:: EXERCISE GOAL ::
Copy the comments about doctors and weight, starting at "My friend is" and ending after "get some money!", and replace "property" with "house".

:: PAGE EXTRACT ::
========

And like Hank said, it's not just fat people. Skinny people too this happens to. I've had friends that are just that skinny, they eat healthy, exercise regularly, and everything, but doctors just tell them when they go in, OH EAT MORE.

yaminohere
Автор

All I would get from doctors for my health issues is lose weight. Now that I've lost weight they say it's stress. : /

HeiwaSolnum
Автор

When I was 13, I suddenly gained a lot of weight, doctors dismissed it as me "not exercising enough and eating too much". 5 years later, it turns out I had a slow thyroid, causing me to gain weight without changing my eating habits. My mom had the same problem but it took her twenty years to figure it out and by then she had nearly died of the consequences.

Charlie-uphy
Автор

I completely agree with Hank. If someone wants to lose weight, they don't need to be told to lose weight. That's already obvious. What they need is a system or the tools necessary to make lifestyle changes that will eventually lead to weight loss. This is similar to many other activities such as feeding yourself. If I'm hungry, someone can tell me I need to eat food, which is useless information. I already know food cures hunger. Instead, I need someone to teach me how to fish so that I can catch the food that will address my hunger.

burrito-town
Автор

Wow. So many people missing the point, it almost seems intentional. Literally nobody is saying being overweight is healthy or that weight doesn’t cause any problems.

All they’re saying is that weight isn’t the only factor for *overall* health and that treating a fat person differently from a thin person can actually make their weight problems worse. (Duh!)

anthonybeard
Автор

When I was vegan, I was diagnosed with Kidney stones. The doc told me to, "eat a hamburger" ... 10 years later, after putting on weight- I get kidney stones again and find they are from a high protein diet and obesity. Can't win!
My point is, less opinion and more testing is always the responsible medical answer to our issues.

anneplowman
Автор

im a person who experienced weight discrimination and still do i now cry and can barely speak when people taunt and talk about my weight or just mention it i get into panic mode

justedith
Автор

I had a doc that would say every issue I had was because of my weight. I was only 25-50lbs over weight. Some of my weight gain was from my depression I went into. She still wanted to put me down about my weight and not help me with my depression. It was so bad that I didn't want to make appointments to see her. I talked to a nurse who said I shouldnt have to deal with it and gave me a name of a better doc for me. I feel much better with the treatment this one gives me. No one should put up with body shaming.

bobbiecooper
Автор

My grandmother went to the doctor in the 90's, and the doctor with sarcasm said "what did you expect you are old". The bast%rd died first.

MonteiroM
Автор

My friend is forever being told to lose weight to relieve her chronic fatigue syndrome when the weight is a symptom of the CFS! It's like telling a person on the poverty line to just invest in a good property and they'd get some money!

========

:: STUDY MATERIAL ::
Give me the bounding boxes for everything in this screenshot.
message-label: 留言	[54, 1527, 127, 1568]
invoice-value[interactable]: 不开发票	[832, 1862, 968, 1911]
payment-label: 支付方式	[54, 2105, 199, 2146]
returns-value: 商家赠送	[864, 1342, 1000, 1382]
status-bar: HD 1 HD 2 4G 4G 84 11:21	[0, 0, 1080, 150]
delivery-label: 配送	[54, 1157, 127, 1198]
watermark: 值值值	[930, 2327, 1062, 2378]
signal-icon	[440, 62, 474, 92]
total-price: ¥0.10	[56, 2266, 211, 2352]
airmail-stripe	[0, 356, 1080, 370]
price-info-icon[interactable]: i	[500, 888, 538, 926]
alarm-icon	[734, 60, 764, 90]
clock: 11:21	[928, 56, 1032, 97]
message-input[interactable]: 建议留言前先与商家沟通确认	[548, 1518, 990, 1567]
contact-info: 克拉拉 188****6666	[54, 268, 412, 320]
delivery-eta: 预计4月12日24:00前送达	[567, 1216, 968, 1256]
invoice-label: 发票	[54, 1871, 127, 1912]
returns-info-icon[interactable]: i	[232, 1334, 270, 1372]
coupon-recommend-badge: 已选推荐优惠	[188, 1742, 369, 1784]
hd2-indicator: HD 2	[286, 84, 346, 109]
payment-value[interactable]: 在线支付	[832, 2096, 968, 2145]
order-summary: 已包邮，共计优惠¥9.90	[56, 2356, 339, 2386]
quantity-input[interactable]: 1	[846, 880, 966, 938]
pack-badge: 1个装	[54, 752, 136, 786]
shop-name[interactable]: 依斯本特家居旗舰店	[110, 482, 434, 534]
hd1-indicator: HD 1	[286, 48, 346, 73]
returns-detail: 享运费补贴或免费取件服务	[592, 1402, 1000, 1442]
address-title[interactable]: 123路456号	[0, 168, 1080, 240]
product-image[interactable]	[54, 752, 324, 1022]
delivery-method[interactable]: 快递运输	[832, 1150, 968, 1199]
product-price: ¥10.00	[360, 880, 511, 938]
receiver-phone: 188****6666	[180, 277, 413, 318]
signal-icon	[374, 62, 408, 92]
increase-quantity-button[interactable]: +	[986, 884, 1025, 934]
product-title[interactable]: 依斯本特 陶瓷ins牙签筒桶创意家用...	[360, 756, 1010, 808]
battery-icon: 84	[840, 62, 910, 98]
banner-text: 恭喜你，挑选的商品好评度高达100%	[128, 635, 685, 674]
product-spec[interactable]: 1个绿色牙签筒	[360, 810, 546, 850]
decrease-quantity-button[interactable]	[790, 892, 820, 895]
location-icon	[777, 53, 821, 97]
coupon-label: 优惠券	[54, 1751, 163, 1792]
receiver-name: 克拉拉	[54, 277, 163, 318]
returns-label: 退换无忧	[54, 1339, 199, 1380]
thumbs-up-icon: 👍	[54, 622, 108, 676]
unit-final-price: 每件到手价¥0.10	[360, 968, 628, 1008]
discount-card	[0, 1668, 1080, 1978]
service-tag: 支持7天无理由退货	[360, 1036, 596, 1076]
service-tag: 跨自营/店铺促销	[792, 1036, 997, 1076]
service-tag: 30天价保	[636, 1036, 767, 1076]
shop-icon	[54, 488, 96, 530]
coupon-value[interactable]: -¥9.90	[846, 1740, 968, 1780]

========

:: SOLUTION BELOW ::
My friend is forever being told to lose weight to relieve her chronic fatigue syndrome when the weight is a symptom of the CFS! It's like telling a person on the poverty line to just invest in a good house and they'd get some money!